#### PROBLEM DETAILS:
State only the count of lines in the listing below that hold "Recipient".

#### RECORDED INFORMATION:

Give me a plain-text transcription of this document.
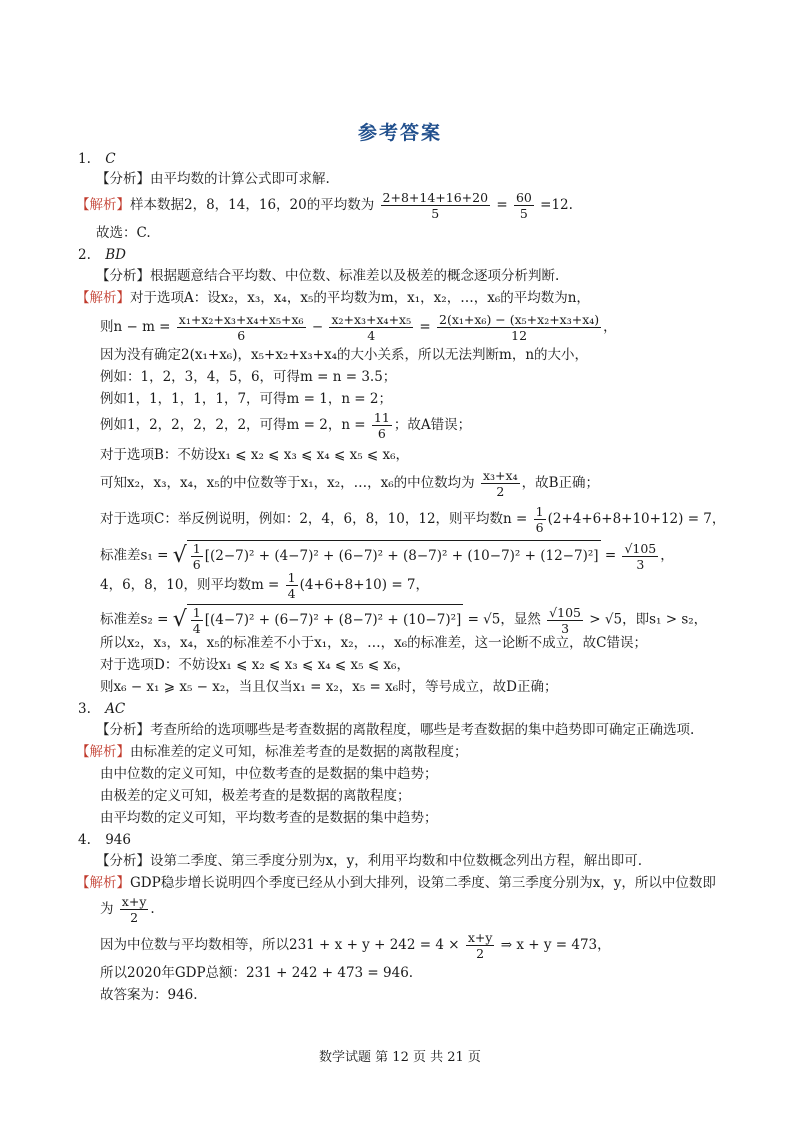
参考答案
1. C
【分析】由平均数的计算公式即可求解.
【解析】样本数据2，8，14，16，20的平均数为 $\frac{2+8+14+16+20}{5} = \frac{60}{5} =12$.
故选：C.
2. BD
【分析】根据题意结合平均数、中位数、标准差以及极差的概念逐项分析判断.
【解析】对于选项A：设x₂，x₃，x₄，x₅的平均数为m，x₁，x₂，…，x₆的平均数为n，
则$n - m = \frac{\text{x₁+x₂+x₃+x₄+x₅+x₆}}{6} - \frac{\text{x₂+x₃+x₄+x₅}}{4} = \frac{\text{2(x₁+x₆) − (x₅+x₂+x₃+x₄)}}{12}$ ，
因为没有确定2(x₁+x₆)，x₅+x₂+x₃+x₄的大小关系，所以无法判断m，n的大小，
例如：1，2，3，4，5，6，可得m = n = 3.5；
例如1，1，1，1，1，7，可得m = 1，n = 2；
例如1，2，2，2，2，2，可得m = 2，$n = \frac{11}{6}$ ；故A错误；
对于选项B：不妨设x₁ ⩽ x₂ ⩽ x₃ ⩽ x₄ ⩽ x₅ ⩽ x₆，
可知x₂，x₃，x₄，x₅的中位数等于x₁，x₂，…，x₆的中位数均为 $\frac{\text{x₃+x₄}}{2}$ ，故B正确；
对于选项C：举反例说明，例如：2，4，6，8，10，12，则平均数$n = \frac{1}{6} (2+4+6+8+10+12) = 7$，
标准差s₁ = √ $\frac{1}{6} [(2-7)^2 + (4-7)^2 + (6-7)^2 + (8-7)^2 + (10-7)^2 + (12-7)^2] = \frac{√105}{3}$ ，
4，6，8，10，则平均数$m = \frac{1}{4} (4+6+8+10) = 7$，
标准差s₂ = √ $\frac{1}{4} [(4-7)^2 + (6-7)^2 + (8-7)^2 + (10-7)^2] = √5$，显然 $\frac{√105}{3} > √5$，即s₁ > s₂，
所以x₂，x₃，x₄，x₅的标准差不小于x₁，x₂，…，x₆的标准差，这一论断不成立，故C错误；
对于选项D：不妨设x₁ ⩽ x₂ ⩽ x₃ ⩽ x₄ ⩽ x₅ ⩽ x₆，
则x₆ − x₁ ⩾ x₅ − x₂，当且仅当x₁ = x₂，x₅ = x₆时，等号成立，故D正确；
3. AC
【分析】考查所给的选项哪些是考查数据的离散程度，哪些是考查数据的集中趋势即可确定正确选项.
【解析】由标准差的定义可知，标准差考查的是数据的离散程度；
由中位数的定义可知，中位数考查的是数据的集中趋势；
由极差的定义可知，极差考查的是数据的离散程度；
由平均数的定义可知，平均数考查的是数据的集中趋势；
4. 946
【分析】设第二季度、第三季度分别为x，y，利用平均数和中位数概念列出方程，解出即可.
【解析】GDP稳步增长说明四个季度已经从小到大排列，设第二季度、第三季度分别为x，y，所以中位数即
为 $\frac{x+y}{2}$ .
因为中位数与平均数相等，所以$231 + x + y + 242 = 4 \times \frac{x+y}{2}$ ⇒ x + y = 473，
所以2020年GDP总额：231 + 242 + 473 = 946.
故答案为：946.
数学试题 第 12 页 共 21 页
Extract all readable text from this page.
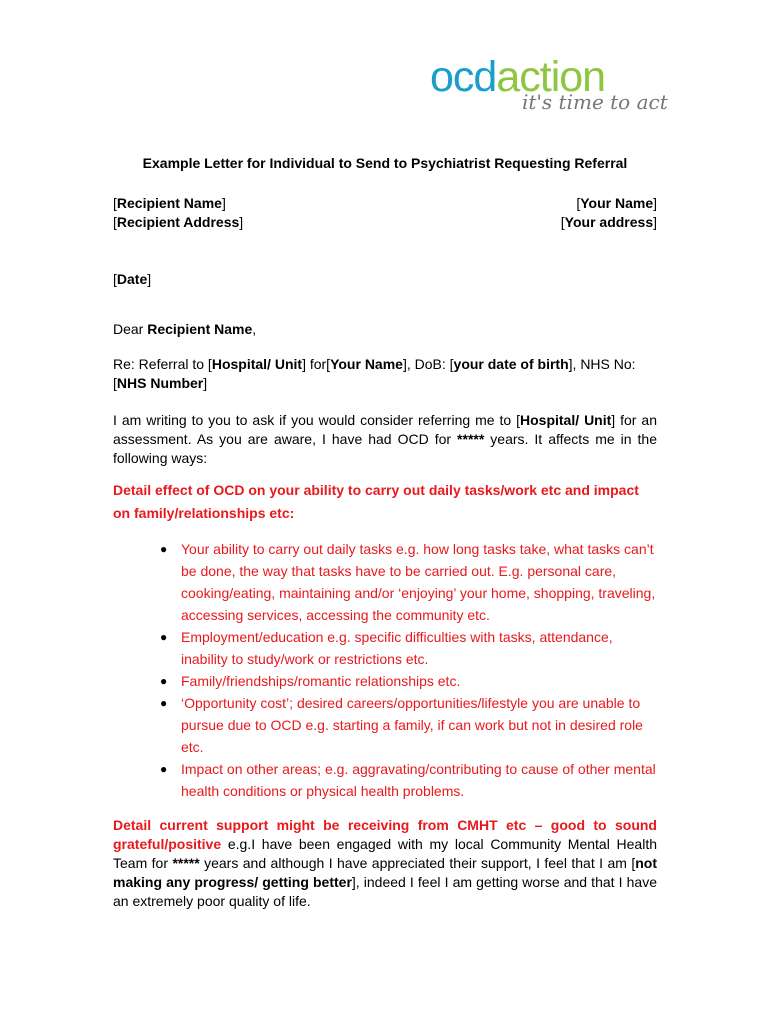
ocdaction
it's time to act
Example Letter for Individual to Send to Psychiatrist Requesting Referral
[Recipient Name]
[Recipient Address]
[Your Name]
[Your address]
[Date]
Dear Recipient Name,
Re: Referral to [Hospital/ Unit] for[Your Name], DoB: [your date of birth], NHS No:
[NHS Number]
I am writing to you to ask if you would consider referring me to [Hospital/ Unit] for an assessment. As you are aware, I have had OCD for ***** years. It affects me in the following ways:
Detail effect of OCD on your ability to carry out daily tasks/work etc and impact on family/relationships etc:
● Your ability to carry out daily tasks e.g. how long tasks take, what tasks can’t be done, the way that tasks have to be carried out. E.g. personal care, cooking/eating, maintaining and/or ‘enjoying’ your home, shopping, traveling, accessing services, accessing the community etc.
● Employment/education e.g. specific difficulties with tasks, attendance, inability to study/work or restrictions etc.
● Family/friendships/romantic relationships etc.
● ‘Opportunity cost’; desired careers/opportunities/lifestyle you are unable to pursue due to OCD e.g. starting a family, if can work but not in desired role etc.
● Impact on other areas; e.g. aggravating/contributing to cause of other mental health conditions or physical health problems.
Detail current support might be receiving from CMHT etc – good to sound grateful/positive e.g.I have been engaged with my local Community Mental Health Team for ***** years and although I have appreciated their support, I feel that I am [not making any progress/ getting better], indeed I feel I am getting worse and that I have an extremely poor quality of life.
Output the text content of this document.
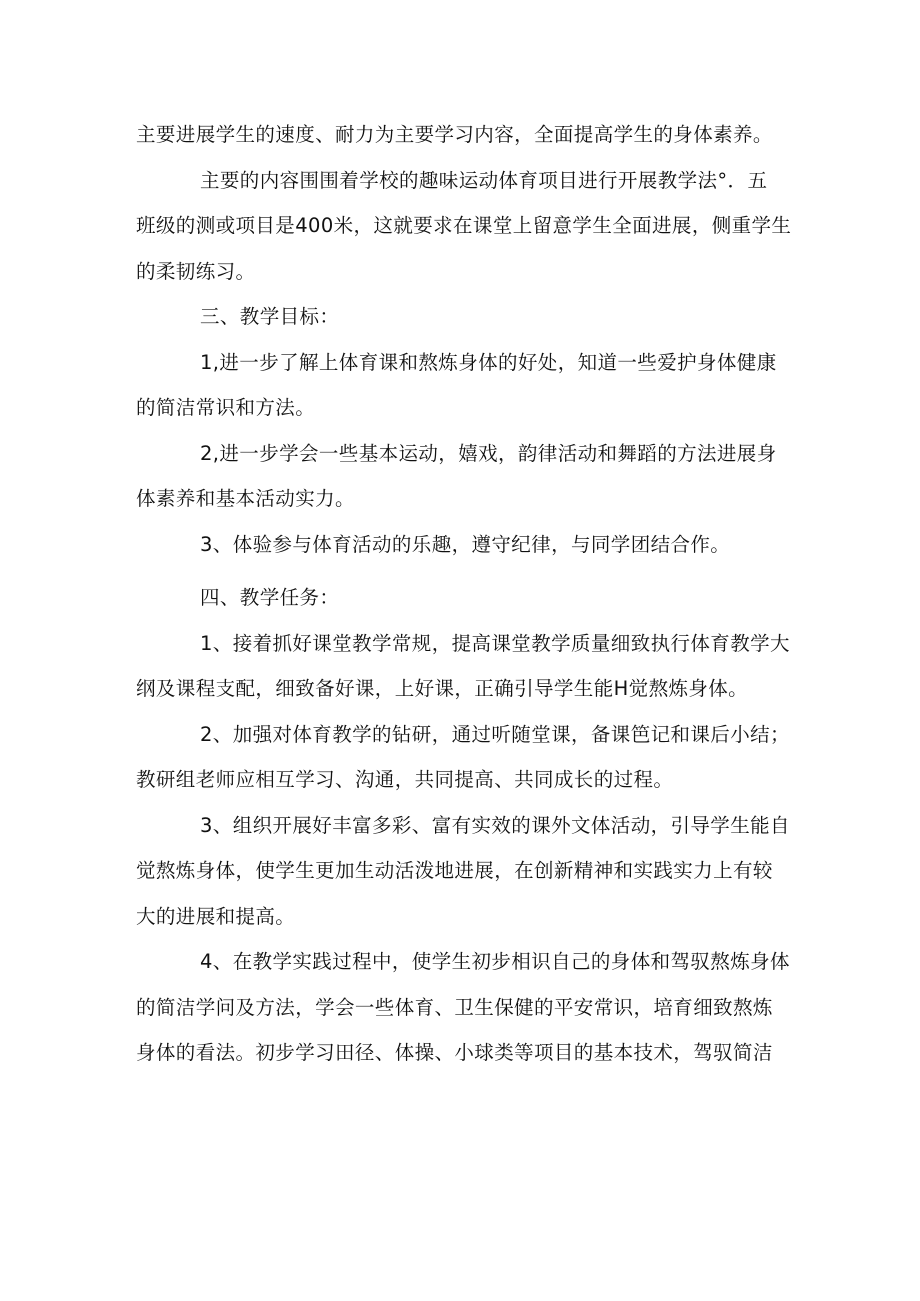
主要进展学生的速度、耐力为主要学习内容，全面提高学生的身体素养。

主要的内容围围着学校的趣味运动体育项目进行开展教学法°．五
班级的测或项目是400米，这就要求在课堂上留意学生全面进展，侧重学生
的柔韧练习。

三、教学目标：

1,进一步了解上体育课和熬炼身体的好处，知道一些爱护身体健康
的简洁常识和方法。

2,进一步学会一些基本运动，嬉戏，韵律活动和舞蹈的方法进展身
体素养和基本活动实力。

3、体验参与体育活动的乐趣，遵守纪律，与同学团结合作。

四、教学任务：

1、接着抓好课堂教学常规，提高课堂教学质量细致执行体育教学大
纲及课程支配，细致备好课，上好课，正确引导学生能H觉熬炼身体。

2、加强对体育教学的钻研，通过听随堂课，备课笆记和课后小结；
教研组老师应相互学习、沟通，共同提高、共同成长的过程。

3、组织开展好丰富多彩、富有实效的课外文体活动，引导学生能自
觉熬炼身体，使学生更加生动活泼地进展，在创新精神和实践实力上有较
大的进展和提高。

4、在教学实践过程中，使学生初步相识自己的身体和驾驭熬炼身体
的简洁学问及方法，学会一些体育、卫生保健的平安常识，培育细致熬炼
身体的看法。初步学习田径、体操、小球类等项目的基本技术，驾驭简洁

#### RESPONSE TO THIS EXERCISE:
3